───── Records shown ─────

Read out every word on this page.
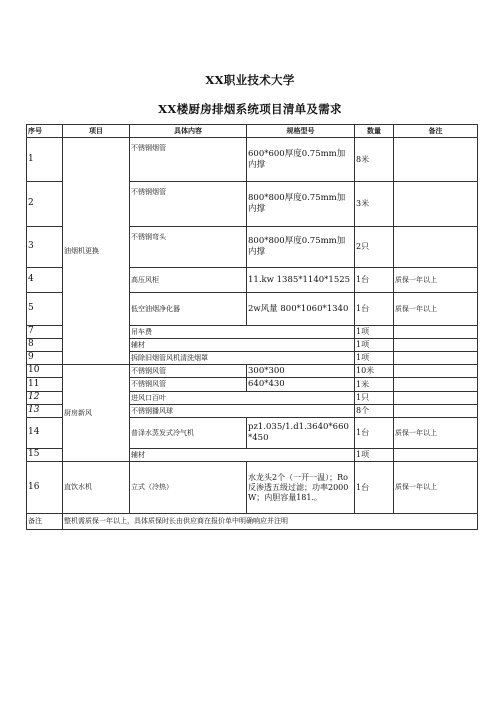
XX职业技术大学
XX楼厨房排烟系统项目清单及需求
序号	项目	具体内容	规格型号	数量	备注
1	油烟机更换	不锈钢烟管	600*600厚度0.75mm加内撑	8米	
2		不锈钢烟管	800*800厚度0.75mm加内撑	3米	
3		不锈钢弯头	800*800厚度0.75mm加内撑	2只	
4		高压风柜	11.kw 1385*1140*1525	1台	质保一年以上
5		低空油烟净化器	2w风量 800*1060*1340	1台	质保一年以上
7		吊车费		1项	
8		辅材		1项	
9		拆除旧烟管风机清洗烟罩		1项	
10	厨房新风	不锈钢风管	300*300	10米	
11		不锈钢风管	640*430	1米	
12		进风口百叶		1只	
13		不锈钢播风球		8个	
14		普泽水蒸发式冷气机	pz1.035/1.d1.3640*660*450	1台	质保一年以上
15		辅材		1项	
16	直饮水机	立式（冷热）	水龙头2个（一开一温）；Ro反渗透五级过滤；功率2000W；内胆容量181.。	1台	质保一年以上
备注	整机需质保一年以上，具体质保时长由供应商在报价单中明确响应并注明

─────

• Task description: Transcribe the records above exactly, omitting every picture they contain.

• Task result:
Read out every word on this page.
XX职业技术大学
XX楼厨房排烟系统项目清单及需求
序号	项目	具体内容	规格型号	数量	备注
1	油烟机更换	不锈钢烟管	600*600厚度0.75mm加内撑	8米	
2		不锈钢烟管	800*800厚度0.75mm加内撑	3米	
3		不锈钢弯头	800*800厚度0.75mm加内撑	2只	
4		高压风柜	11.kw 1385*1140*1525	1台	质保一年以上
5		低空油烟净化器	2w风量 800*1060*1340	1台	质保一年以上
7		吊车费		1项	
8		辅材		1项	
9		拆除旧烟管风机清洗烟罩		1项	
10	厨房新风	不锈钢风管	300*300	10米	
11		不锈钢风管	640*430	1米	
12		进风口百叶		1只	
13		不锈钢播风球		8个	
14		普泽水蒸发式冷气机	pz1.035/1.d1.3640*660*450	1台	质保一年以上
15		辅材		1项	
16	直饮水机	立式（冷热）	水龙头2个（一开一温）；Ro反渗透五级过滤；功率2000W；内胆容量181.。	1台	质保一年以上
备注	整机需质保一年以上，具体质保时长由供应商在报价单中明确响应并注明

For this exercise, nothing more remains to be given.